Pick out every line in the data below that contains the word "Over" and copy each one.

[Bounding box data]

"""

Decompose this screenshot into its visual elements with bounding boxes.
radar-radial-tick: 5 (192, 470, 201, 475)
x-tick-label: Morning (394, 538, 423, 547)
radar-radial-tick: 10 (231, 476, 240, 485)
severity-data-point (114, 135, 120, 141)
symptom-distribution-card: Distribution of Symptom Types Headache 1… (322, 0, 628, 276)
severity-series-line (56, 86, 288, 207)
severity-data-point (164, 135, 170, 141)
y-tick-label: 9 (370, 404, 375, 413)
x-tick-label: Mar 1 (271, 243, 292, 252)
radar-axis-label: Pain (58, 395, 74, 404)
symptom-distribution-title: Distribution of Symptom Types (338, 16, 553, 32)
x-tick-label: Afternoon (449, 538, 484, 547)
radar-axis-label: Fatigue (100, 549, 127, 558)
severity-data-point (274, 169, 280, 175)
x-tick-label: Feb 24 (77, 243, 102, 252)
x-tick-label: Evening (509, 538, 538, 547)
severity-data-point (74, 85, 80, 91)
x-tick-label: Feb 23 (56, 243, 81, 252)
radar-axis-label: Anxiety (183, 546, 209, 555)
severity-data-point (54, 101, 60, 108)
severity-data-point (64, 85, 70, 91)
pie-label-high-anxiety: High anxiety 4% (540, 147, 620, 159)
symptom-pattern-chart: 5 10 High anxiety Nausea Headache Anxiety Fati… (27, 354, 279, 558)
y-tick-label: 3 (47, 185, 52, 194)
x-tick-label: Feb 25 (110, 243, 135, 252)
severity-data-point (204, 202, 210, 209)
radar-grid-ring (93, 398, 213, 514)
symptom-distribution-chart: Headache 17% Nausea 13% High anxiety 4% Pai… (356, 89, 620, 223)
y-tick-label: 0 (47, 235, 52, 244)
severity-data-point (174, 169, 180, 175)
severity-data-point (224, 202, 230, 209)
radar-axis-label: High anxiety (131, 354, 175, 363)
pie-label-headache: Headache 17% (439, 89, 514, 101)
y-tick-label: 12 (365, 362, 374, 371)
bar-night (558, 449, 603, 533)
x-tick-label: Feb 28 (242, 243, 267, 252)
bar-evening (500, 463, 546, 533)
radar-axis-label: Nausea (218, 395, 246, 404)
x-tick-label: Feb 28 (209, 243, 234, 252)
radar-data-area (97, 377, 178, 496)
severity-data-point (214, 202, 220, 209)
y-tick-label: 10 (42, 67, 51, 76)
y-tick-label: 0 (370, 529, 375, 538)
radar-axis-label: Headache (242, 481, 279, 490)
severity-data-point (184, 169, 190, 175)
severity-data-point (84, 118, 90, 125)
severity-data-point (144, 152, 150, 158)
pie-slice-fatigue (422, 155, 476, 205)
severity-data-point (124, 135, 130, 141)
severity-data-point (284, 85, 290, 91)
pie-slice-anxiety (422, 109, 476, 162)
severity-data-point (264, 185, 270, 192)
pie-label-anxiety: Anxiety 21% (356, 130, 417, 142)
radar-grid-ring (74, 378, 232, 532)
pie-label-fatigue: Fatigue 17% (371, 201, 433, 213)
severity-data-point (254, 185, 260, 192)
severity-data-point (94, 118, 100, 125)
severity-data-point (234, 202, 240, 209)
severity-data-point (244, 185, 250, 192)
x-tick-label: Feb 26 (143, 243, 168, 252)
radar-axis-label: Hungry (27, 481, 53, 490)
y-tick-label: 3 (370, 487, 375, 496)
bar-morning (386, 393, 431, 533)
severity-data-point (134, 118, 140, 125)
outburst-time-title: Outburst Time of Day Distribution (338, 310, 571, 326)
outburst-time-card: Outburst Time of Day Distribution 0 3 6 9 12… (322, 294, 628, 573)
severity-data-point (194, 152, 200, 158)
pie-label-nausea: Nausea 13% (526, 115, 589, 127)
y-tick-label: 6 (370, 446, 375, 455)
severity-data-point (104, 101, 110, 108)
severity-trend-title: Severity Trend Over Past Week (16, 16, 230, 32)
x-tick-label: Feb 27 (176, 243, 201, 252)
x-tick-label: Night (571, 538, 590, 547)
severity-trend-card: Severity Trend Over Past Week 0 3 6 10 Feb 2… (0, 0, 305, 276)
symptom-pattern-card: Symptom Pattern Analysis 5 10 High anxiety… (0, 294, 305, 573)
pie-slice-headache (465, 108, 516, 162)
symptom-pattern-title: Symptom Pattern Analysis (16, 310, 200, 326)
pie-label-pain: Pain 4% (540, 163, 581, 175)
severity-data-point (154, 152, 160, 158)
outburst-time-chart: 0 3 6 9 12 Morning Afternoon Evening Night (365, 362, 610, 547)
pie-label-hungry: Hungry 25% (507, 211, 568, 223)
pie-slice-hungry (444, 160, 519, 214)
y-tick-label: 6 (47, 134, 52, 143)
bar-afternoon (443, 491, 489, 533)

"""

● **COMPLETE RESPONSE**
severity-trend-title: Severity Trend Over Past Week (16, 16, 230, 32)
severity-trend-card: Severity Trend Over Past Week 0 3 6 10 Feb 2… (0, 0, 305, 276)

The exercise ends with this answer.